(Collected data entries)

• • • • • • •

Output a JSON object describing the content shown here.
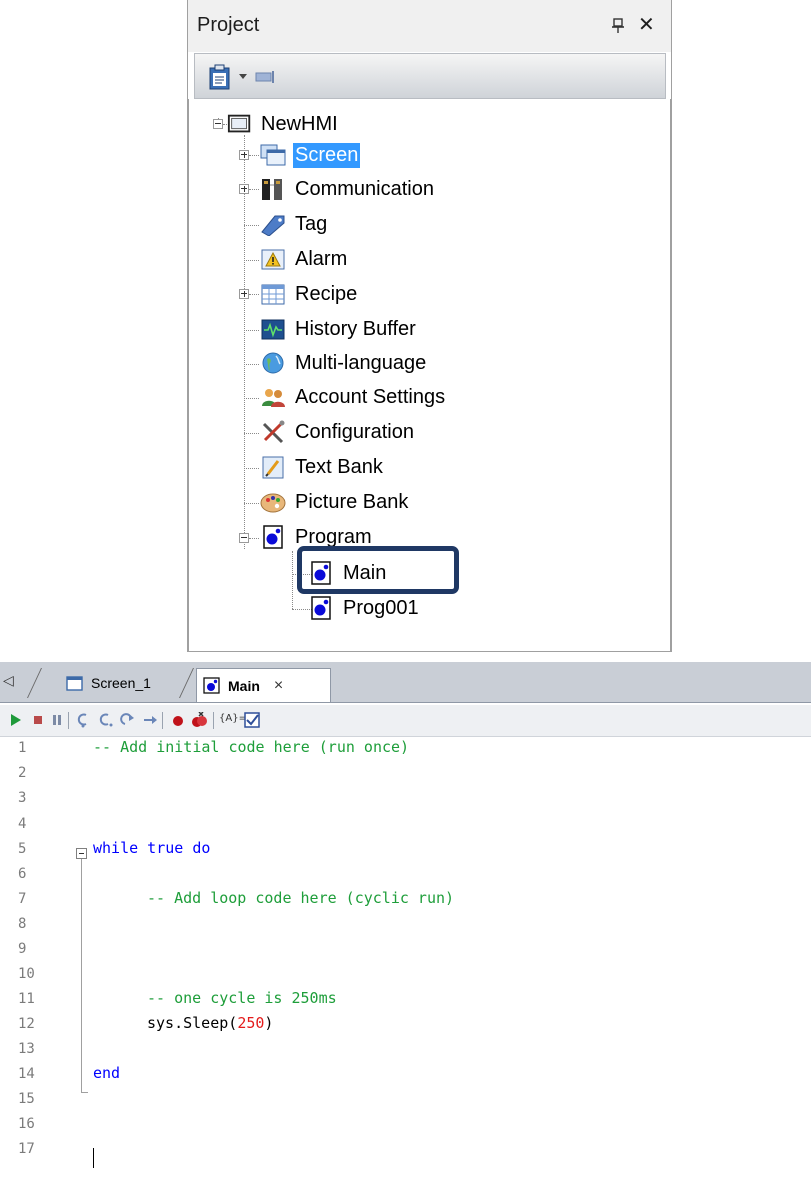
{
  "panel": {
    "title": "Project",
    "pin_icon": "pin-icon",
    "close_symbol": "✕"
  },
  "tree": {
    "root": "NewHMI",
    "items": [
      {
        "label": "Screen",
        "icon": "screen-icon",
        "expander": "plus",
        "selected": true
      },
      {
        "label": "Communication",
        "icon": "communication-icon",
        "expander": "plus"
      },
      {
        "label": "Tag",
        "icon": "tag-icon"
      },
      {
        "label": "Alarm",
        "icon": "alarm-icon"
      },
      {
        "label": "Recipe",
        "icon": "recipe-icon",
        "expander": "plus"
      },
      {
        "label": "History Buffer",
        "icon": "history-buffer-icon"
      },
      {
        "label": "Multi-language",
        "icon": "globe-icon"
      },
      {
        "label": "Account Settings",
        "icon": "users-icon"
      },
      {
        "label": "Configuration",
        "icon": "tools-icon"
      },
      {
        "label": "Text Bank",
        "icon": "text-bank-icon"
      },
      {
        "label": "Picture Bank",
        "icon": "palette-icon"
      },
      {
        "label": "Program",
        "icon": "program-icon",
        "expander": "minus"
      }
    ],
    "program_children": [
      {
        "label": "Main",
        "icon": "program-icon",
        "highlighted": true
      },
      {
        "label": "Prog001",
        "icon": "program-icon"
      }
    ]
  },
  "editor": {
    "tabs": [
      {
        "label": "Screen_1",
        "icon": "screen-icon",
        "active": false
      },
      {
        "label": "Main",
        "icon": "program-icon",
        "active": true,
        "close": "×"
      }
    ],
    "toolbar": [
      "run-icon",
      "stop-icon",
      "pause-icon",
      "step-into-icon",
      "step-over-icon",
      "step-out-icon",
      "run-to-cursor-icon",
      "breakpoint-icon",
      "clear-breakpoints-icon",
      "variable-icon",
      "check-syntax-icon"
    ],
    "variable_label": "{A}=",
    "lines": [
      {
        "n": "1",
        "text": "-- Add initial code here (run once)",
        "kind": "comment",
        "indent": ""
      },
      {
        "n": "2",
        "text": ""
      },
      {
        "n": "3",
        "text": ""
      },
      {
        "n": "4",
        "text": ""
      },
      {
        "n": "5",
        "text": "while true do",
        "kind": "keyword",
        "indent": ""
      },
      {
        "n": "6",
        "text": ""
      },
      {
        "n": "7",
        "text": "-- Add loop code here (cyclic run)",
        "kind": "comment",
        "indent": "    "
      },
      {
        "n": "8",
        "text": ""
      },
      {
        "n": "9",
        "text": ""
      },
      {
        "n": "10",
        "text": ""
      },
      {
        "n": "11",
        "text": "-- one cycle is 250ms",
        "kind": "comment",
        "indent": "    "
      },
      {
        "n": "12",
        "text": "sys.Sleep(",
        "arg": "250",
        "close": ")",
        "kind": "call",
        "indent": "    "
      },
      {
        "n": "13",
        "text": ""
      },
      {
        "n": "14",
        "text": "end",
        "kind": "keyword",
        "indent": ""
      },
      {
        "n": "15",
        "text": ""
      },
      {
        "n": "16",
        "text": ""
      },
      {
        "n": "17",
        "text": ""
      }
    ]
  }
}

• • • • • • •

Aim of the exercise.
Using the data above, print every line exactly, omitting pictures.

Correct response.
Output a JSON object describing the content shown here.
{
  "panel": {
    "title": "Project",
    "pin_icon": "pin-icon",
    "close_symbol": "✕"
  },
  "tree": {
    "root": "NewHMI",
    "items": [
      {
        "label": "Screen",
        "icon": "screen-icon",
        "expander": "plus",
        "selected": true
      },
      {
        "label": "Communication",
        "icon": "communication-icon",
        "expander": "plus"
      },
      {
        "label": "Tag",
        "icon": "tag-icon"
      },
      {
        "label": "Alarm",
        "icon": "alarm-icon"
      },
      {
        "label": "Recipe",
        "icon": "recipe-icon",
        "expander": "plus"
      },
      {
        "label": "History Buffer",
        "icon": "history-buffer-icon"
      },
      {
        "label": "Multi-language",
        "icon": "globe-icon"
      },
      {
        "label": "Account Settings",
        "icon": "users-icon"
      },
      {
        "label": "Configuration",
        "icon": "tools-icon"
      },
      {
        "label": "Text Bank",
        "icon": "text-bank-icon"
      },
      {
        "label": "Picture Bank",
        "icon": "palette-icon"
      },
      {
        "label": "Program",
        "icon": "program-icon",
        "expander": "minus"
      }
    ],
    "program_children": [
      {
        "label": "Main",
        "icon": "program-icon",
        "highlighted": true
      },
      {
        "label": "Prog001",
        "icon": "program-icon"
      }
    ]
  },
  "editor": {
    "tabs": [
      {
        "label": "Screen_1",
        "icon": "screen-icon",
        "active": false
      },
      {
        "label": "Main",
        "icon": "program-icon",
        "active": true,
        "close": "×"
      }
    ],
    "toolbar": [
      "run-icon",
      "stop-icon",
      "pause-icon",
      "step-into-icon",
      "step-over-icon",
      "step-out-icon",
      "run-to-cursor-icon",
      "breakpoint-icon",
      "clear-breakpoints-icon",
      "variable-icon",
      "check-syntax-icon"
    ],
    "variable_label": "{A}=",
    "lines": [
      {
        "n": "1",
        "text": "-- Add initial code here (run once)",
        "kind": "comment",
        "indent": ""
      },
      {
        "n": "2",
        "text": ""
      },
      {
        "n": "3",
        "text": ""
      },
      {
        "n": "4",
        "text": ""
      },
      {
        "n": "5",
        "text": "while true do",
        "kind": "keyword",
        "indent": ""
      },
      {
        "n": "6",
        "text": ""
      },
      {
        "n": "7",
        "text": "-- Add loop code here (cyclic run)",
        "kind": "comment",
        "indent": "    "
      },
      {
        "n": "8",
        "text": ""
      },
      {
        "n": "9",
        "text": ""
      },
      {
        "n": "10",
        "text": ""
      },
      {
        "n": "11",
        "text": "-- one cycle is 250ms",
        "kind": "comment",
        "indent": "    "
      },
      {
        "n": "12",
        "text": "sys.Sleep(",
        "arg": "250",
        "close": ")",
        "kind": "call",
        "indent": "    "
      },
      {
        "n": "13",
        "text": ""
      },
      {
        "n": "14",
        "text": "end",
        "kind": "keyword",
        "indent": ""
      },
      {
        "n": "15",
        "text": ""
      },
      {
        "n": "16",
        "text": ""
      },
      {
        "n": "17",
        "text": ""
      }
    ]
  }
}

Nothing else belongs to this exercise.